**Data records:**
----------

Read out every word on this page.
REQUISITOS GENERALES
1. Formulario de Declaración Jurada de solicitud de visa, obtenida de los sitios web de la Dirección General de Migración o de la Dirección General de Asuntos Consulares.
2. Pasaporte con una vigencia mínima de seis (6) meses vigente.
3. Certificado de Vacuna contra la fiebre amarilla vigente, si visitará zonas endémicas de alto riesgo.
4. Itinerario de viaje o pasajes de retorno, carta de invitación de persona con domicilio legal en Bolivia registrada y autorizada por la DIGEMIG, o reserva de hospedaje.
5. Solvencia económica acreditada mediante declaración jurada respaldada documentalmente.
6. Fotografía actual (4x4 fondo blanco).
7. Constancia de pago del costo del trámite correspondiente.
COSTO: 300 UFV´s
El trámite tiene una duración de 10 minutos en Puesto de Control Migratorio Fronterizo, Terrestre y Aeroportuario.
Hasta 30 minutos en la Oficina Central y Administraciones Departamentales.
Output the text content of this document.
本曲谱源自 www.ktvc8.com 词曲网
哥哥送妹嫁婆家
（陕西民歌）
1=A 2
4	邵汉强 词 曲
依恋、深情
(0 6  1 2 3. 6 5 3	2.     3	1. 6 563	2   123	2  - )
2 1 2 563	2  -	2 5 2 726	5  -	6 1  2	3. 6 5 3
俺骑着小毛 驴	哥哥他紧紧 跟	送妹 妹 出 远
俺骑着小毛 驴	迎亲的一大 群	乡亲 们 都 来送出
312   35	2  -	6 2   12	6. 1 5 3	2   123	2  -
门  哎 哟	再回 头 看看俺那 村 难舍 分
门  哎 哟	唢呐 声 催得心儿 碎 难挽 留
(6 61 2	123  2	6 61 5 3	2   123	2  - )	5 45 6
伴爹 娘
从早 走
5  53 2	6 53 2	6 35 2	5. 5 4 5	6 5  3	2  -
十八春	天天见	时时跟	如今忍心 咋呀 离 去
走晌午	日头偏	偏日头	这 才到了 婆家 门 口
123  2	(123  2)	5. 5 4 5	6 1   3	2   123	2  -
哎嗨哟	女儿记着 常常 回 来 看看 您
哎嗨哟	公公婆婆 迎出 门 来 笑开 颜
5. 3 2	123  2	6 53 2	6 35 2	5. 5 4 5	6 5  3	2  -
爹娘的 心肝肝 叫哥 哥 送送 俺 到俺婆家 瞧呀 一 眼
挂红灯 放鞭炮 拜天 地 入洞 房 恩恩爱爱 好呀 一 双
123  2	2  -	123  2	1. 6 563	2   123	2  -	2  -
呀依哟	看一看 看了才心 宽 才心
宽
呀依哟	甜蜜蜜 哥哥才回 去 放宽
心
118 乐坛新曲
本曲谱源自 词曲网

----------

Copy out the material above in its entirety. Every detail must match.

Read out every word on this page.
REQUISITOS GENERALES
1. Formulario de Declaración Jurada de solicitud de visa, obtenida de los sitios web de la Dirección General de Migración o de la Dirección General de Asuntos Consulares.
2. Pasaporte con una vigencia mínima de seis (6) meses vigente.
3. Certificado de Vacuna contra la fiebre amarilla vigente, si visitará zonas endémicas de alto riesgo.
4. Itinerario de viaje o pasajes de retorno, carta de invitación de persona con domicilio legal en Bolivia registrada y autorizada por la DIGEMIG, o reserva de hospedaje.
5. Solvencia económica acreditada mediante declaración jurada respaldada documentalmente.
6. Fotografía actual (4x4 fondo blanco).
7. Constancia de pago del costo del trámite correspondiente.
COSTO: 300 UFV´s
El trámite tiene una duración de 10 minutos en Puesto de Control Migratorio Fronterizo, Terrestre y Aeroportuario.
Hasta 30 minutos en la Oficina Central y Administraciones Departamentales.
Output the text content of this document.
本曲谱源自 www.ktvc8.com 词曲网
哥哥送妹嫁婆家
（陕西民歌）
1=A 2
4	邵汉强 词 曲
依恋、深情
(0 6  1 2 3. 6 5 3	2.     3	1. 6 563	2   123	2  - )
2 1 2 563	2  -	2 5 2 726	5  -	6 1  2	3. 6 5 3
俺骑着小毛 驴	哥哥他紧紧 跟	送妹 妹 出 远
俺骑着小毛 驴	迎亲的一大 群	乡亲 们 都 来送出
312   35	2  -	6 2   12	6. 1 5 3	2   123	2  -
门  哎 哟	再回 头 看看俺那 村 难舍 分
门  哎 哟	唢呐 声 催得心儿 碎 难挽 留
(6 61 2	123  2	6 61 5 3	2   123	2  - )	5 45 6
伴爹 娘
从早 走
5  53 2	6 53 2	6 35 2	5. 5 4 5	6 5  3	2  -
十八春	天天见	时时跟	如今忍心 咋呀 离 去
走晌午	日头偏	偏日头	这 才到了 婆家 门 口
123  2	(123  2)	5. 5 4 5	6 1   3	2   123	2  -
哎嗨哟	女儿记着 常常 回 来 看看 您
哎嗨哟	公公婆婆 迎出 门 来 笑开 颜
5. 3 2	123  2	6 53 2	6 35 2	5. 5 4 5	6 5  3	2  -
爹娘的 心肝肝 叫哥 哥 送送 俺 到俺婆家 瞧呀 一 眼
挂红灯 放鞭炮 拜天 地 入洞 房 恩恩爱爱 好呀 一 双
123  2	2  -	123  2	1. 6 563	2   123	2  -	2  -
呀依哟	看一看 看了才心 宽 才心
宽
呀依哟	甜蜜蜜 哥哥才回 去 放宽
心
118 乐坛新曲
本曲谱源自 词曲网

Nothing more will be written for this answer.